** Your instructions **
Return each line of the listing below, unchanged, and omit the images.

** Stored dataset items **
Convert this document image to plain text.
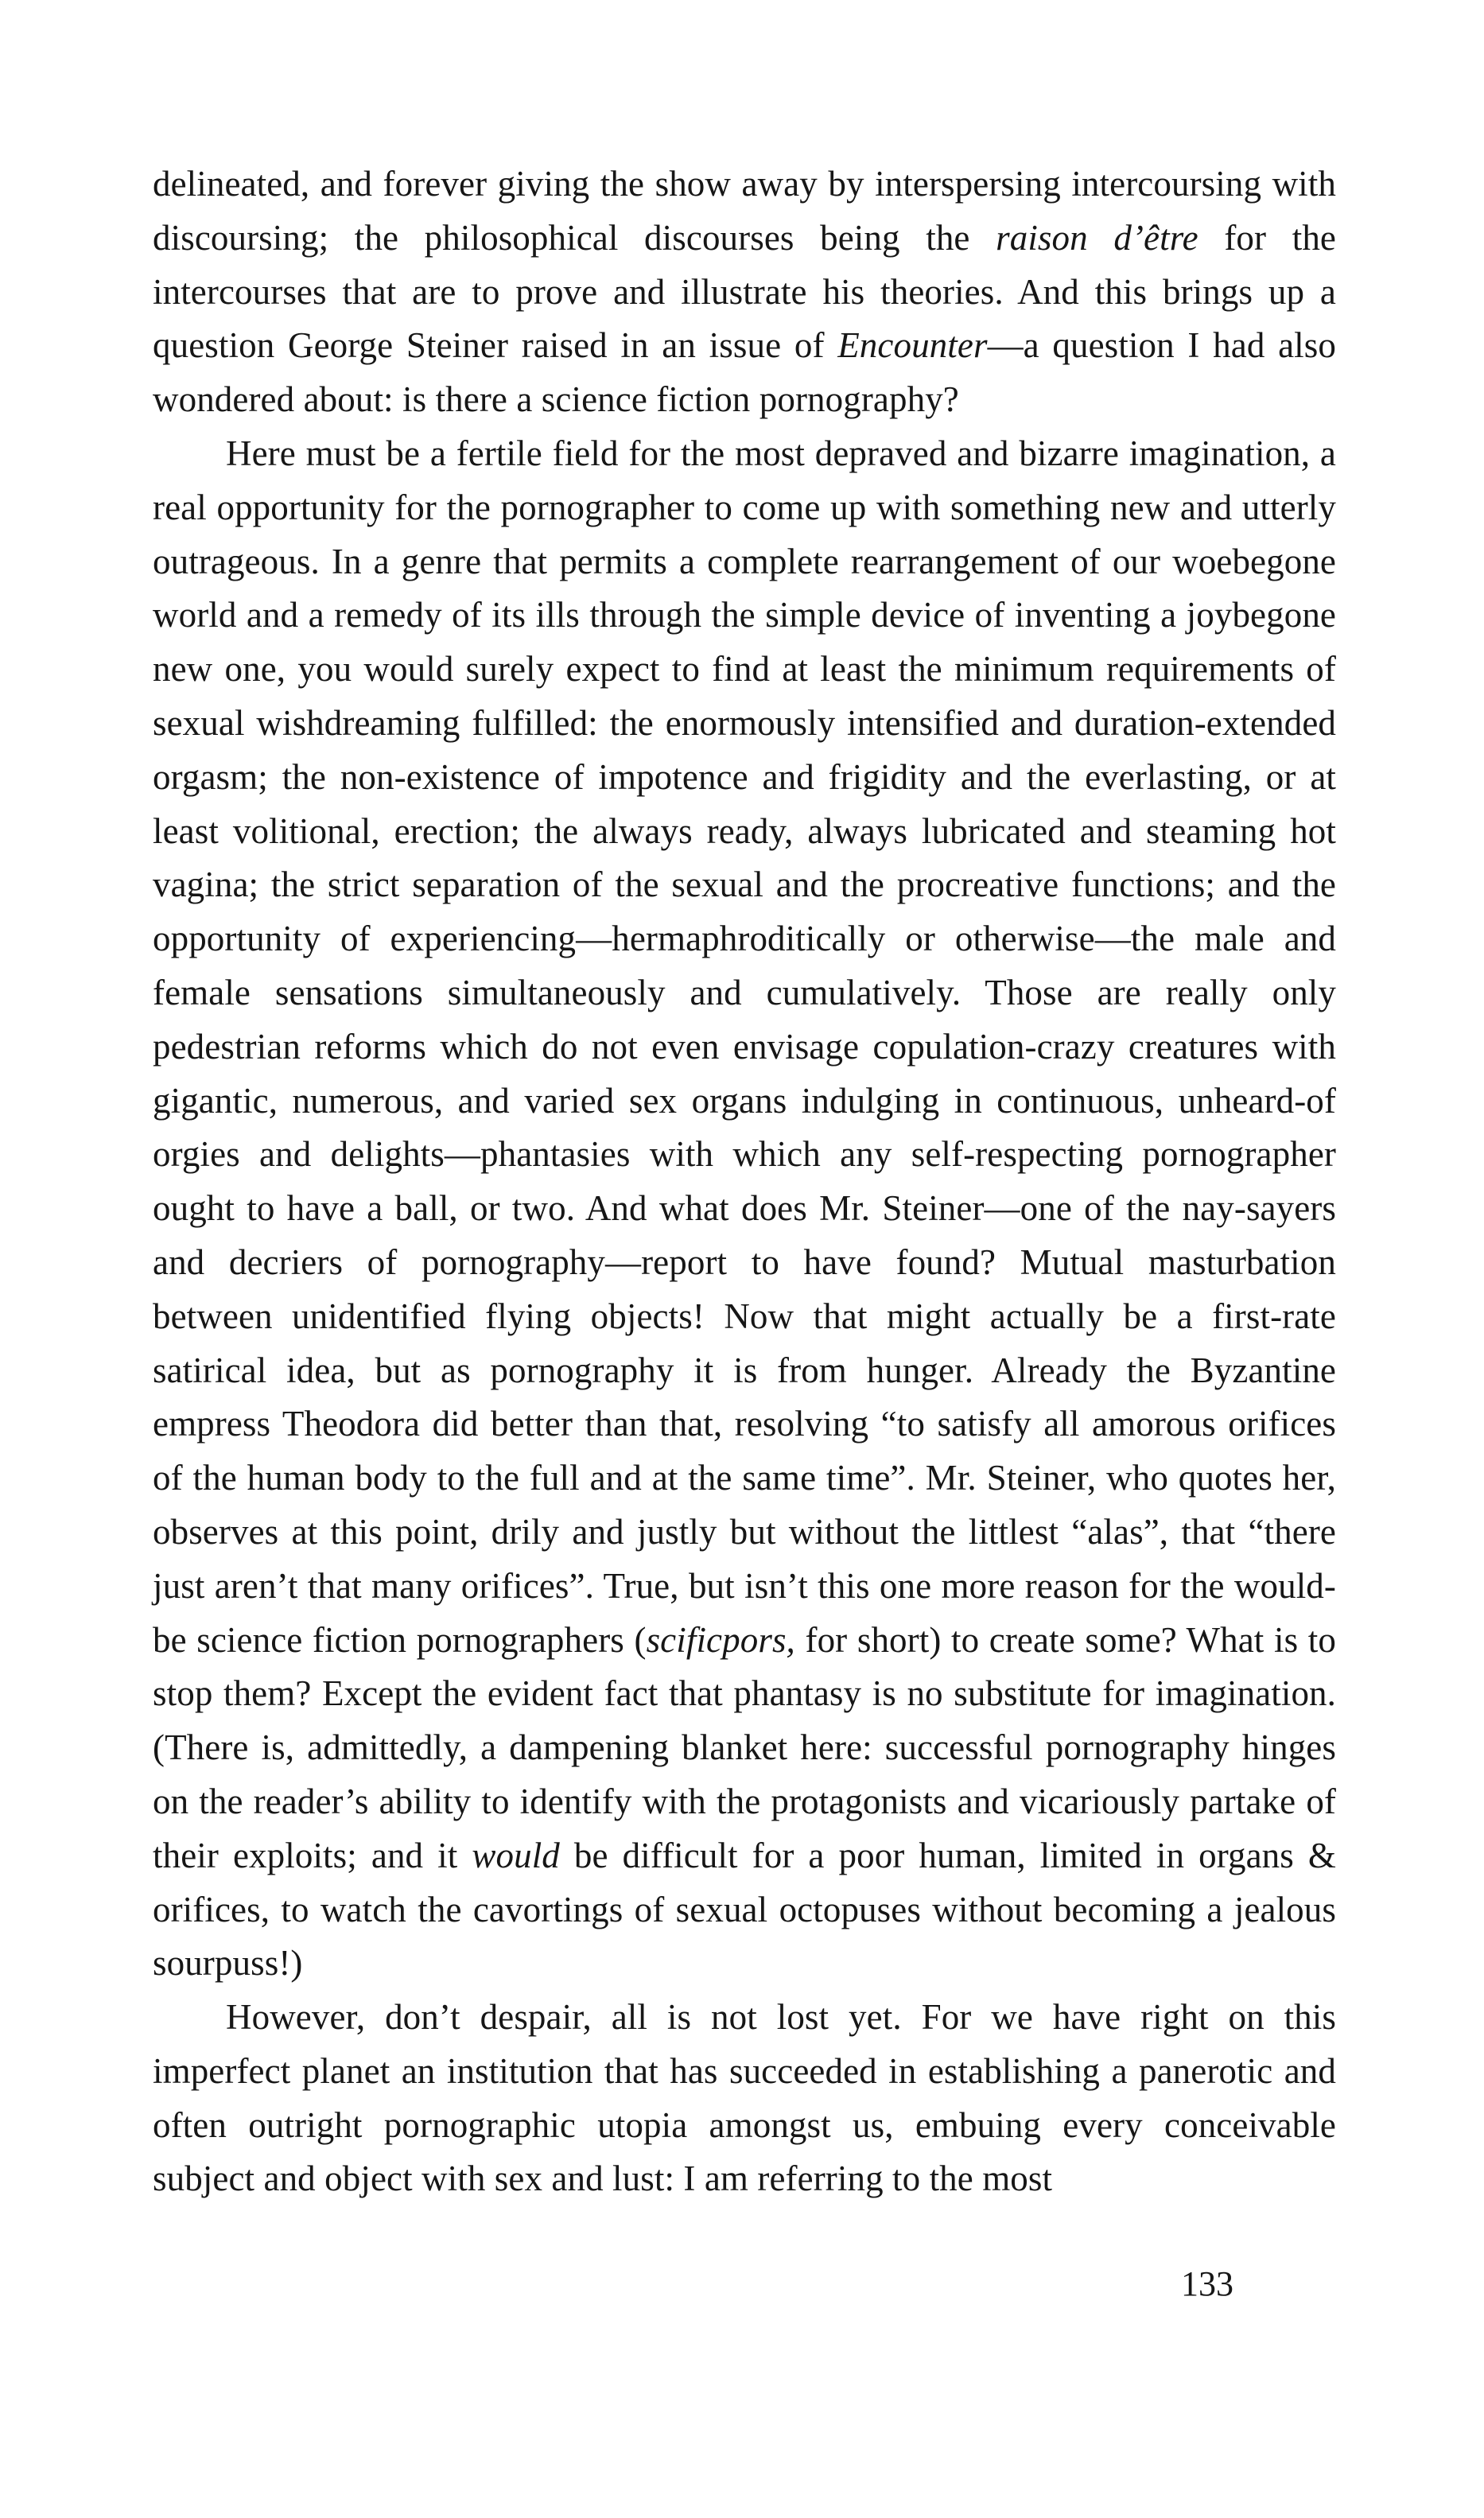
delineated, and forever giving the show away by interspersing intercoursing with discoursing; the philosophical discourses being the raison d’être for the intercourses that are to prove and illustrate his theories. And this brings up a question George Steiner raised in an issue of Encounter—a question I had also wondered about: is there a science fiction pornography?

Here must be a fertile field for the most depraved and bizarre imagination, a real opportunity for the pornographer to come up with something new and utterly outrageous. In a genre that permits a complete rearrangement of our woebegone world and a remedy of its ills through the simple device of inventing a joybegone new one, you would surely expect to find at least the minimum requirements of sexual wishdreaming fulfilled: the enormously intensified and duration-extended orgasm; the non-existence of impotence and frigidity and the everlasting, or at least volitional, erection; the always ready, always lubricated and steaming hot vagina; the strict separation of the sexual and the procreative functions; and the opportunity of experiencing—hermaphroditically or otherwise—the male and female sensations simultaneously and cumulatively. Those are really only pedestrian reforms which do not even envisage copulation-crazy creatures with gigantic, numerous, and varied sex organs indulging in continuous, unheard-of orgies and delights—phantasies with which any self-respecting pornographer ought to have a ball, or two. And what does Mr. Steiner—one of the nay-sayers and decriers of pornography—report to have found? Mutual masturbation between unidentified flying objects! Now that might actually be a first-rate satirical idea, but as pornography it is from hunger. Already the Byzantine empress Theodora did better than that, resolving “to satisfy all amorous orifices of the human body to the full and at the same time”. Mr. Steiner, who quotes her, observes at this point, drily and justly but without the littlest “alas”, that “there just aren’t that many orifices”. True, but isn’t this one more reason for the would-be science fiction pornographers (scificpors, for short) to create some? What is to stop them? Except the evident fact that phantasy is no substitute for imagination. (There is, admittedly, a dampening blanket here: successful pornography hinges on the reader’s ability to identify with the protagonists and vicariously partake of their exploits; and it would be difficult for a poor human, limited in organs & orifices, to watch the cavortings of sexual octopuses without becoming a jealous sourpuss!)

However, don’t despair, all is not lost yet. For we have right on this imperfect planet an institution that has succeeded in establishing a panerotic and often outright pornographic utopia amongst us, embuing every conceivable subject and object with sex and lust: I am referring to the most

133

** Answer to this exercise **
Convert this document image to plain text.
delineated, and forever giving the show away by interspersing intercoursing with discoursing; the philosophical discourses being the raison d’être for the intercourses that are to prove and illustrate his theories. And this brings up a question George Steiner raised in an issue of Encounter—a question I had also wondered about: is there a science fiction pornography?

Here must be a fertile field for the most depraved and bizarre imagination, a real opportunity for the pornographer to come up with something new and utterly outrageous. In a genre that permits a complete rearrangement of our woebegone world and a remedy of its ills through the simple device of inventing a joybegone new one, you would surely expect to find at least the minimum requirements of sexual wishdreaming fulfilled: the enormously intensified and duration-extended orgasm; the non-existence of impotence and frigidity and the everlasting, or at least volitional, erection; the always ready, always lubricated and steaming hot vagina; the strict separation of the sexual and the procreative functions; and the opportunity of experiencing—hermaphroditically or otherwise—the male and female sensations simultaneously and cumulatively. Those are really only pedestrian reforms which do not even envisage copulation-crazy creatures with gigantic, numerous, and varied sex organs indulging in continuous, unheard-of orgies and delights—phantasies with which any self-respecting pornographer ought to have a ball, or two. And what does Mr. Steiner—one of the nay-sayers and decriers of pornography—report to have found? Mutual masturbation between unidentified flying objects! Now that might actually be a first-rate satirical idea, but as pornography it is from hunger. Already the Byzantine empress Theodora did better than that, resolving “to satisfy all amorous orifices of the human body to the full and at the same time”. Mr. Steiner, who quotes her, observes at this point, drily and justly but without the littlest “alas”, that “there just aren’t that many orifices”. True, but isn’t this one more reason for the would-be science fiction pornographers (scificpors, for short) to create some? What is to stop them? Except the evident fact that phantasy is no substitute for imagination. (There is, admittedly, a dampening blanket here: successful pornography hinges on the reader’s ability to identify with the protagonists and vicariously partake of their exploits; and it would be difficult for a poor human, limited in organs & orifices, to watch the cavortings of sexual octopuses without becoming a jealous sourpuss!)

However, don’t despair, all is not lost yet. For we have right on this imperfect planet an institution that has succeeded in establishing a panerotic and often outright pornographic utopia amongst us, embuing every conceivable subject and object with sex and lust: I am referring to the most

133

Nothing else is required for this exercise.